*Work to complete:* Leave out the pictures and copy each record below exactly.

>>>

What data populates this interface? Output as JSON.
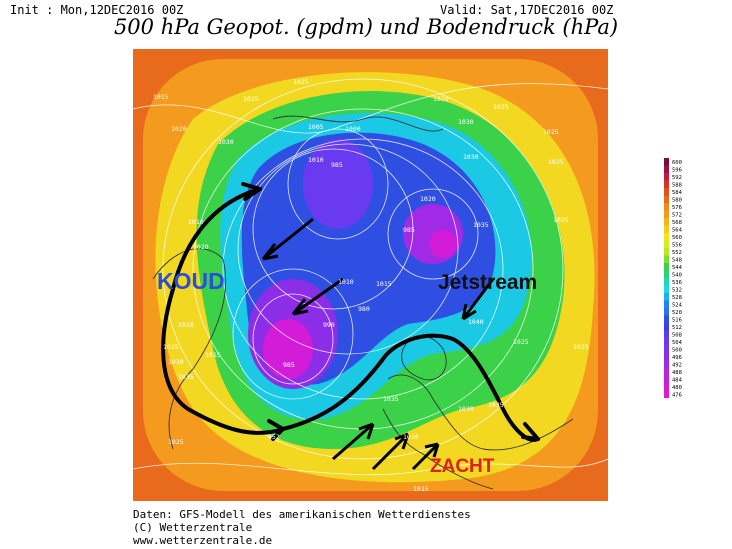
{
  "header": {
    "init": "Init : Mon,12DEC2016 00Z",
    "valid": "Valid: Sat,17DEC2016 00Z",
    "title": "500 hPa Geopot. (gpdm) und Bodendruck (hPa)"
  },
  "labels": {
    "cold": "KOUD",
    "jetstream": "Jetstream",
    "mild": "ZACHT"
  },
  "colorbar": {
    "ticks": [
      "600",
      "596",
      "592",
      "588",
      "584",
      "580",
      "576",
      "572",
      "568",
      "564",
      "560",
      "556",
      "552",
      "548",
      "544",
      "540",
      "536",
      "532",
      "528",
      "524",
      "520",
      "516",
      "512",
      "508",
      "504",
      "500",
      "496",
      "492",
      "488",
      "484",
      "480",
      "476"
    ]
  },
  "pressure_labels": [
    {
      "t": "1015"
    },
    {
      "t": "1020"
    },
    {
      "t": "1025"
    },
    {
      "t": "1030"
    },
    {
      "t": "1025"
    },
    {
      "t": "1005"
    },
    {
      "t": "1000"
    },
    {
      "t": "1010"
    },
    {
      "t": "1020"
    },
    {
      "t": "1025"
    },
    {
      "t": "1030"
    },
    {
      "t": "1025"
    },
    {
      "t": "1025"
    },
    {
      "t": "1025"
    },
    {
      "t": "1030"
    },
    {
      "t": "1035"
    },
    {
      "t": "1010"
    },
    {
      "t": "1020"
    },
    {
      "t": "1010"
    },
    {
      "t": "1025"
    },
    {
      "t": "1030"
    },
    {
      "t": "1035"
    },
    {
      "t": "1015"
    },
    {
      "t": "1040"
    },
    {
      "t": "1025"
    },
    {
      "t": "1025"
    },
    {
      "t": "1035"
    },
    {
      "t": "1030"
    },
    {
      "t": "1035"
    },
    {
      "t": "1030"
    },
    {
      "t": "1025"
    },
    {
      "t": "1015"
    },
    {
      "t": "985"
    },
    {
      "t": "985"
    },
    {
      "t": "985"
    },
    {
      "t": "990"
    },
    {
      "t": "980"
    },
    {
      "t": "1010"
    },
    {
      "t": "1015"
    },
    {
      "t": "1020"
    }
  ],
  "contour_label": "552",
  "footer": {
    "line1": "Daten: GFS-Modell des amerikanischen Wetterdienstes",
    "line2": "(C) Wetterzentrale",
    "line3": "www.wetterzentrale.de"
  },
  "colors": {
    "warm": "#e0521a",
    "orange": "#f6a31c",
    "yellow": "#f2e421",
    "green": "#3bd24a",
    "cyan": "#1bd9e0",
    "blue": "#2f4fe3",
    "purple": "#8c2de8",
    "magenta": "#d31cd8"
  }
}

<<<

*Response to this task:*
What data populates this interface? Output as JSON.
{
  "header": {
    "init": "Init : Mon,12DEC2016 00Z",
    "valid": "Valid: Sat,17DEC2016 00Z",
    "title": "500 hPa Geopot. (gpdm) und Bodendruck (hPa)"
  },
  "labels": {
    "cold": "KOUD",
    "jetstream": "Jetstream",
    "mild": "ZACHT"
  },
  "colorbar": {
    "ticks": [
      "600",
      "596",
      "592",
      "588",
      "584",
      "580",
      "576",
      "572",
      "568",
      "564",
      "560",
      "556",
      "552",
      "548",
      "544",
      "540",
      "536",
      "532",
      "528",
      "524",
      "520",
      "516",
      "512",
      "508",
      "504",
      "500",
      "496",
      "492",
      "488",
      "484",
      "480",
      "476"
    ]
  },
  "pressure_labels": [
    {
      "t": "1015"
    },
    {
      "t": "1020"
    },
    {
      "t": "1025"
    },
    {
      "t": "1030"
    },
    {
      "t": "1025"
    },
    {
      "t": "1005"
    },
    {
      "t": "1000"
    },
    {
      "t": "1010"
    },
    {
      "t": "1020"
    },
    {
      "t": "1025"
    },
    {
      "t": "1030"
    },
    {
      "t": "1025"
    },
    {
      "t": "1025"
    },
    {
      "t": "1025"
    },
    {
      "t": "1030"
    },
    {
      "t": "1035"
    },
    {
      "t": "1010"
    },
    {
      "t": "1020"
    },
    {
      "t": "1010"
    },
    {
      "t": "1025"
    },
    {
      "t": "1030"
    },
    {
      "t": "1035"
    },
    {
      "t": "1015"
    },
    {
      "t": "1040"
    },
    {
      "t": "1025"
    },
    {
      "t": "1025"
    },
    {
      "t": "1035"
    },
    {
      "t": "1030"
    },
    {
      "t": "1035"
    },
    {
      "t": "1030"
    },
    {
      "t": "1025"
    },
    {
      "t": "1015"
    },
    {
      "t": "985"
    },
    {
      "t": "985"
    },
    {
      "t": "985"
    },
    {
      "t": "990"
    },
    {
      "t": "980"
    },
    {
      "t": "1010"
    },
    {
      "t": "1015"
    },
    {
      "t": "1020"
    }
  ],
  "contour_label": "552",
  "footer": {
    "line1": "Daten: GFS-Modell des amerikanischen Wetterdienstes",
    "line2": "(C) Wetterzentrale",
    "line3": "www.wetterzentrale.de"
  },
  "colors": {
    "warm": "#e0521a",
    "orange": "#f6a31c",
    "yellow": "#f2e421",
    "green": "#3bd24a",
    "cyan": "#1bd9e0",
    "blue": "#2f4fe3",
    "purple": "#8c2de8",
    "magenta": "#d31cd8"
  }
}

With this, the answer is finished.